─── RECORDS SUPPLIED ───

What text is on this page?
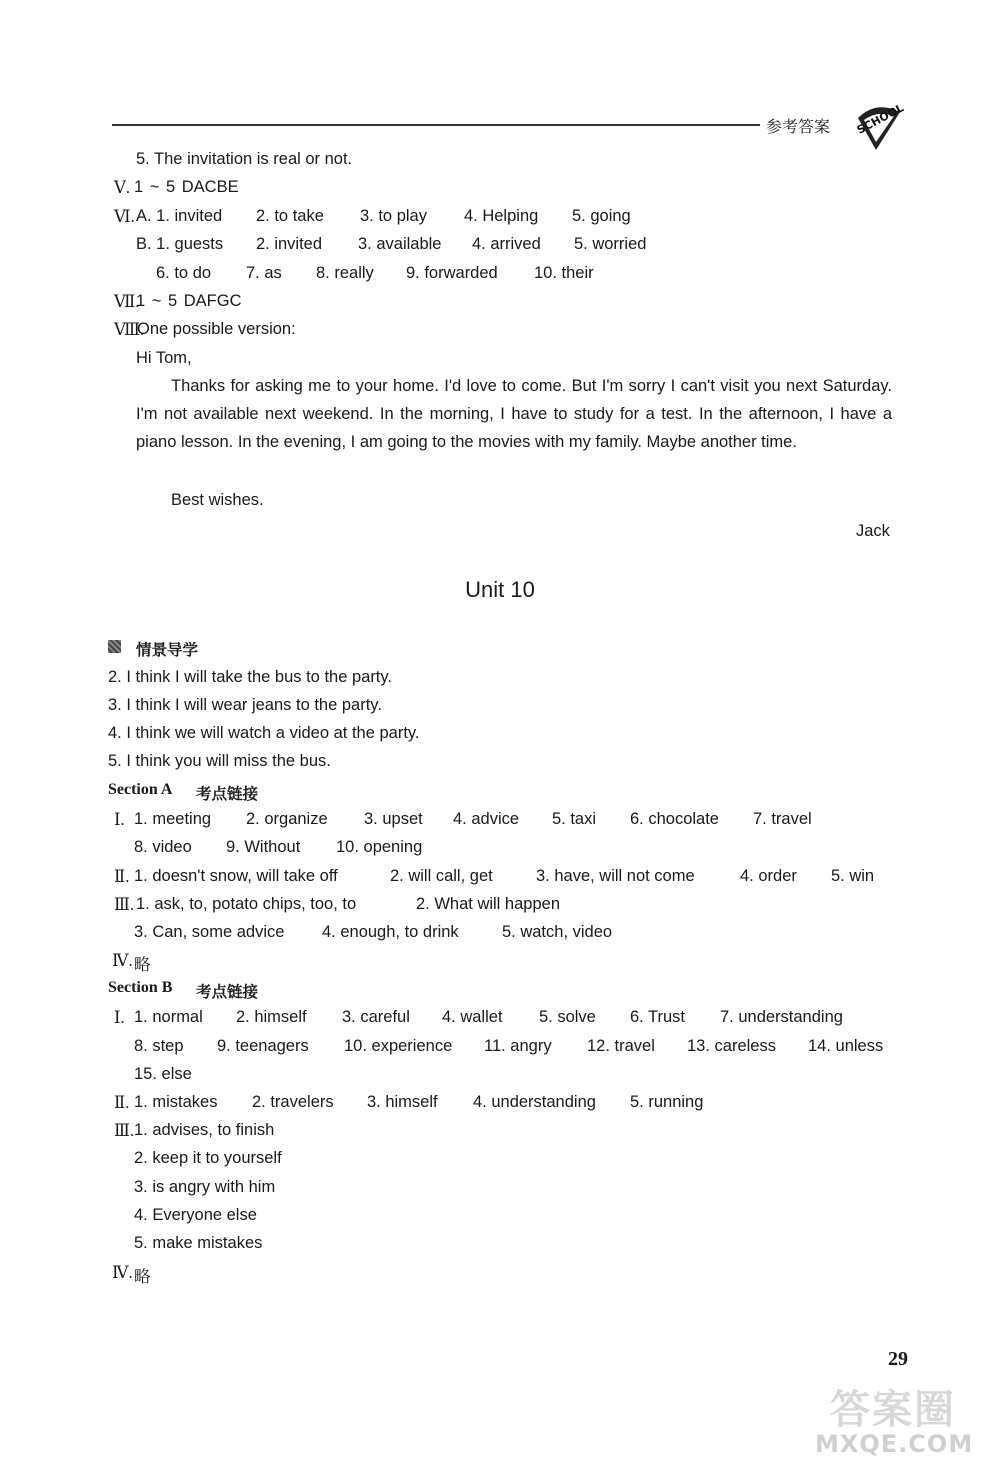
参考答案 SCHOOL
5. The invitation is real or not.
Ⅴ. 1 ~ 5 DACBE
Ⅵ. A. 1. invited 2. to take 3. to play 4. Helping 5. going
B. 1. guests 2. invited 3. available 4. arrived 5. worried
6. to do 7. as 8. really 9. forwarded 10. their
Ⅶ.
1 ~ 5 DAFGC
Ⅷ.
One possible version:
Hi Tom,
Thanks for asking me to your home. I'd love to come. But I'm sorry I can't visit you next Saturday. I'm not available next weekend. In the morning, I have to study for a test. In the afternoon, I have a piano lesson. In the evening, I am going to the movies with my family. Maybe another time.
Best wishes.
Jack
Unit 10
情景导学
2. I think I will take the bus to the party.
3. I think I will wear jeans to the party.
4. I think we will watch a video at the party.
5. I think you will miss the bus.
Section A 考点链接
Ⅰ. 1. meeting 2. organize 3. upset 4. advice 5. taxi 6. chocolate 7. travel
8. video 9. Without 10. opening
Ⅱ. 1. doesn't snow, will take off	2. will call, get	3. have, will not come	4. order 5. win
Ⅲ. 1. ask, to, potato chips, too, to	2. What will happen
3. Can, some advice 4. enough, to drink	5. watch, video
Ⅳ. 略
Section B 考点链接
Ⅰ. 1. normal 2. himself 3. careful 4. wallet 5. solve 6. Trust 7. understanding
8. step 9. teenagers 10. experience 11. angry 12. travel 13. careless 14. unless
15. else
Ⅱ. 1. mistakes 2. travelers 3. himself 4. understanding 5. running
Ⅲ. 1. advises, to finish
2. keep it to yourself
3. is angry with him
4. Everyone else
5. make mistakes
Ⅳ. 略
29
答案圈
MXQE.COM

───

(WHAT TO WORK ON): In the records above, find each line with the word "understanding" and copy it.

(TASK ANSWER):
Ⅰ. 1. normal 2. himself 3. careful 4. wallet 5. solve 6. Trust 7. understanding
Ⅱ. 1. mistakes 2. travelers 3. himself 4. understanding 5. running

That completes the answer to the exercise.